Pictures aside, repeat all the entries below exactly as they appear.

(Entries from a dataset of interfaces)

################

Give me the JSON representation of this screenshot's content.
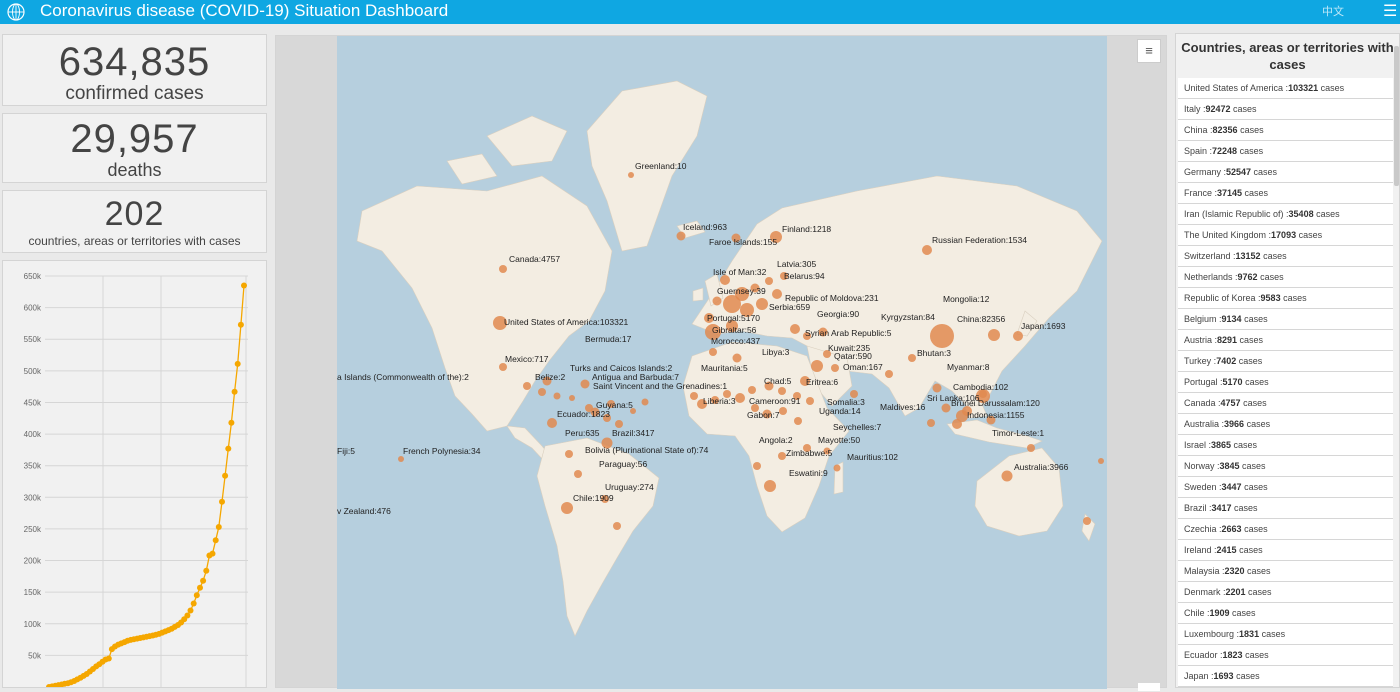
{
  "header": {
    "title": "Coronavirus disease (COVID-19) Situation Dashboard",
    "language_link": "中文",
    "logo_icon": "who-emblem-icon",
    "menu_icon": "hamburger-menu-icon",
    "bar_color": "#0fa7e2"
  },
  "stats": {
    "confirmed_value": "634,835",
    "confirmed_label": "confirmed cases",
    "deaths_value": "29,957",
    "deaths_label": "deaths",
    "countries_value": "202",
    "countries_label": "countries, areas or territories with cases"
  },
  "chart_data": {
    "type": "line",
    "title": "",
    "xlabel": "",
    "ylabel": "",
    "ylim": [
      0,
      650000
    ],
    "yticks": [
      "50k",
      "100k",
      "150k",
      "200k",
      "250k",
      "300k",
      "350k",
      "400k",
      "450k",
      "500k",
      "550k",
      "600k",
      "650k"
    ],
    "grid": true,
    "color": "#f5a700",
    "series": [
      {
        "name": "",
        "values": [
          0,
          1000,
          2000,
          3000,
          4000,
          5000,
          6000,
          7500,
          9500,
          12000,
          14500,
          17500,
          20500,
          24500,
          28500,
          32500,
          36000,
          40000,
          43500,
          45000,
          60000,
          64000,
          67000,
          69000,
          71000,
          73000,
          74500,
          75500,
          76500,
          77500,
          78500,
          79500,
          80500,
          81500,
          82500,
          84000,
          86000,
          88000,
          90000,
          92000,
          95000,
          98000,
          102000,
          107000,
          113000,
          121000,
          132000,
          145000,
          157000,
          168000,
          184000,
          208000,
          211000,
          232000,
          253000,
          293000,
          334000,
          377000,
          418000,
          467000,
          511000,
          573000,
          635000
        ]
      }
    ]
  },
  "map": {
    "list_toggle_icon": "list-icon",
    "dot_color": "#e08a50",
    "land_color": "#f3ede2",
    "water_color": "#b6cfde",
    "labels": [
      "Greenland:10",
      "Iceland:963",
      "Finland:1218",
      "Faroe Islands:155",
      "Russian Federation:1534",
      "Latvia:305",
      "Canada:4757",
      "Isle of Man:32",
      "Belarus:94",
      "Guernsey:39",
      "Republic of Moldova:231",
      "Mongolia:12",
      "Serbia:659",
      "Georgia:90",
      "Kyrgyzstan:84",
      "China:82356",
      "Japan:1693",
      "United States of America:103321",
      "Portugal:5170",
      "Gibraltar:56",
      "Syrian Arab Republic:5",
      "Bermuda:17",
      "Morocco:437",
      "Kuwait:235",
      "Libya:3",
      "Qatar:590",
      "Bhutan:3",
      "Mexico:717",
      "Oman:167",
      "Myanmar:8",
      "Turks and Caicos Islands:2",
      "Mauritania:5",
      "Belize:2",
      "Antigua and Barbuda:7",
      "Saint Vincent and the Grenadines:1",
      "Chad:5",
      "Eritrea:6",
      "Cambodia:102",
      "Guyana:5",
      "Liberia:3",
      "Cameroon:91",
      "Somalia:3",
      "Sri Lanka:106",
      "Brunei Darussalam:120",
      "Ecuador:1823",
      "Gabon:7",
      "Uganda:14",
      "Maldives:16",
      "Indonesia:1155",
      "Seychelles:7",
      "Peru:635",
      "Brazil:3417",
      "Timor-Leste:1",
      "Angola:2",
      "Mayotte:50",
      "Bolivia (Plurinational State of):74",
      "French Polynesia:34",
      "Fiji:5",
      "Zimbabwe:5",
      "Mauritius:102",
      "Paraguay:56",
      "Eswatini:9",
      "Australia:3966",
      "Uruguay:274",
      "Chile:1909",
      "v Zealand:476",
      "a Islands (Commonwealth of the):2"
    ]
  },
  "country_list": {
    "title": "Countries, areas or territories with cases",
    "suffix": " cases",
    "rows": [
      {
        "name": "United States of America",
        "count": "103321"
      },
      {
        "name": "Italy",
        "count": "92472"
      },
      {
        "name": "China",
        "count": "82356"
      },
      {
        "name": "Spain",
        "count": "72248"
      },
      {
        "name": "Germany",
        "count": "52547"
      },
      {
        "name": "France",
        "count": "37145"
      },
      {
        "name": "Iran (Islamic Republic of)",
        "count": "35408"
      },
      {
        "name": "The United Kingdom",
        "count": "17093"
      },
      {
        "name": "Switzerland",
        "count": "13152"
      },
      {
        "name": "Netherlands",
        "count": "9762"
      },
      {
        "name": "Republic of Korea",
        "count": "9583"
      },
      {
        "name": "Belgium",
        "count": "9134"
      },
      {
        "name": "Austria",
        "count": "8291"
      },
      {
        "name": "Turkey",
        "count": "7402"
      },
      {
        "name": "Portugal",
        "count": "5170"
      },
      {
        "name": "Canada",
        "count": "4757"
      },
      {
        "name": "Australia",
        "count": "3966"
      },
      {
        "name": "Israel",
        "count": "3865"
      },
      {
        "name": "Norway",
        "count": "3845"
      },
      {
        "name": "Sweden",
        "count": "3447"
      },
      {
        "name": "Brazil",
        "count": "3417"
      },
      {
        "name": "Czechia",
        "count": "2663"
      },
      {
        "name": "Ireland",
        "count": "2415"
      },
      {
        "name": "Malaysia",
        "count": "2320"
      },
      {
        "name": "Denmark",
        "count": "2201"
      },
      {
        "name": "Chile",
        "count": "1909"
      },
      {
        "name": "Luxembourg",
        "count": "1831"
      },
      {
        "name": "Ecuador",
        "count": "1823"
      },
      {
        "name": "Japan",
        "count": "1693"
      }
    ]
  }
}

################

> **SOLUTION**:
Give me the JSON representation of this screenshot's content.
{
  "header": {
    "title": "Coronavirus disease (COVID-19) Situation Dashboard",
    "language_link": "中文",
    "logo_icon": "who-emblem-icon",
    "menu_icon": "hamburger-menu-icon",
    "bar_color": "#0fa7e2"
  },
  "stats": {
    "confirmed_value": "634,835",
    "confirmed_label": "confirmed cases",
    "deaths_value": "29,957",
    "deaths_label": "deaths",
    "countries_value": "202",
    "countries_label": "countries, areas or territories with cases"
  },
  "chart_data": {
    "type": "line",
    "title": "",
    "xlabel": "",
    "ylabel": "",
    "ylim": [
      0,
      650000
    ],
    "yticks": [
      "50k",
      "100k",
      "150k",
      "200k",
      "250k",
      "300k",
      "350k",
      "400k",
      "450k",
      "500k",
      "550k",
      "600k",
      "650k"
    ],
    "grid": true,
    "color": "#f5a700",
    "series": [
      {
        "name": "",
        "values": [
          0,
          1000,
          2000,
          3000,
          4000,
          5000,
          6000,
          7500,
          9500,
          12000,
          14500,
          17500,
          20500,
          24500,
          28500,
          32500,
          36000,
          40000,
          43500,
          45000,
          60000,
          64000,
          67000,
          69000,
          71000,
          73000,
          74500,
          75500,
          76500,
          77500,
          78500,
          79500,
          80500,
          81500,
          82500,
          84000,
          86000,
          88000,
          90000,
          92000,
          95000,
          98000,
          102000,
          107000,
          113000,
          121000,
          132000,
          145000,
          157000,
          168000,
          184000,
          208000,
          211000,
          232000,
          253000,
          293000,
          334000,
          377000,
          418000,
          467000,
          511000,
          573000,
          635000
        ]
      }
    ]
  },
  "map": {
    "list_toggle_icon": "list-icon",
    "dot_color": "#e08a50",
    "land_color": "#f3ede2",
    "water_color": "#b6cfde",
    "labels": [
      "Greenland:10",
      "Iceland:963",
      "Finland:1218",
      "Faroe Islands:155",
      "Russian Federation:1534",
      "Latvia:305",
      "Canada:4757",
      "Isle of Man:32",
      "Belarus:94",
      "Guernsey:39",
      "Republic of Moldova:231",
      "Mongolia:12",
      "Serbia:659",
      "Georgia:90",
      "Kyrgyzstan:84",
      "China:82356",
      "Japan:1693",
      "United States of America:103321",
      "Portugal:5170",
      "Gibraltar:56",
      "Syrian Arab Republic:5",
      "Bermuda:17",
      "Morocco:437",
      "Kuwait:235",
      "Libya:3",
      "Qatar:590",
      "Bhutan:3",
      "Mexico:717",
      "Oman:167",
      "Myanmar:8",
      "Turks and Caicos Islands:2",
      "Mauritania:5",
      "Belize:2",
      "Antigua and Barbuda:7",
      "Saint Vincent and the Grenadines:1",
      "Chad:5",
      "Eritrea:6",
      "Cambodia:102",
      "Guyana:5",
      "Liberia:3",
      "Cameroon:91",
      "Somalia:3",
      "Sri Lanka:106",
      "Brunei Darussalam:120",
      "Ecuador:1823",
      "Gabon:7",
      "Uganda:14",
      "Maldives:16",
      "Indonesia:1155",
      "Seychelles:7",
      "Peru:635",
      "Brazil:3417",
      "Timor-Leste:1",
      "Angola:2",
      "Mayotte:50",
      "Bolivia (Plurinational State of):74",
      "French Polynesia:34",
      "Fiji:5",
      "Zimbabwe:5",
      "Mauritius:102",
      "Paraguay:56",
      "Eswatini:9",
      "Australia:3966",
      "Uruguay:274",
      "Chile:1909",
      "v Zealand:476",
      "a Islands (Commonwealth of the):2"
    ]
  },
  "country_list": {
    "title": "Countries, areas or territories with cases",
    "suffix": " cases",
    "rows": [
      {
        "name": "United States of America",
        "count": "103321"
      },
      {
        "name": "Italy",
        "count": "92472"
      },
      {
        "name": "China",
        "count": "82356"
      },
      {
        "name": "Spain",
        "count": "72248"
      },
      {
        "name": "Germany",
        "count": "52547"
      },
      {
        "name": "France",
        "count": "37145"
      },
      {
        "name": "Iran (Islamic Republic of)",
        "count": "35408"
      },
      {
        "name": "The United Kingdom",
        "count": "17093"
      },
      {
        "name": "Switzerland",
        "count": "13152"
      },
      {
        "name": "Netherlands",
        "count": "9762"
      },
      {
        "name": "Republic of Korea",
        "count": "9583"
      },
      {
        "name": "Belgium",
        "count": "9134"
      },
      {
        "name": "Austria",
        "count": "8291"
      },
      {
        "name": "Turkey",
        "count": "7402"
      },
      {
        "name": "Portugal",
        "count": "5170"
      },
      {
        "name": "Canada",
        "count": "4757"
      },
      {
        "name": "Australia",
        "count": "3966"
      },
      {
        "name": "Israel",
        "count": "3865"
      },
      {
        "name": "Norway",
        "count": "3845"
      },
      {
        "name": "Sweden",
        "count": "3447"
      },
      {
        "name": "Brazil",
        "count": "3417"
      },
      {
        "name": "Czechia",
        "count": "2663"
      },
      {
        "name": "Ireland",
        "count": "2415"
      },
      {
        "name": "Malaysia",
        "count": "2320"
      },
      {
        "name": "Denmark",
        "count": "2201"
      },
      {
        "name": "Chile",
        "count": "1909"
      },
      {
        "name": "Luxembourg",
        "count": "1831"
      },
      {
        "name": "Ecuador",
        "count": "1823"
      },
      {
        "name": "Japan",
        "count": "1693"
      }
    ]
  }
}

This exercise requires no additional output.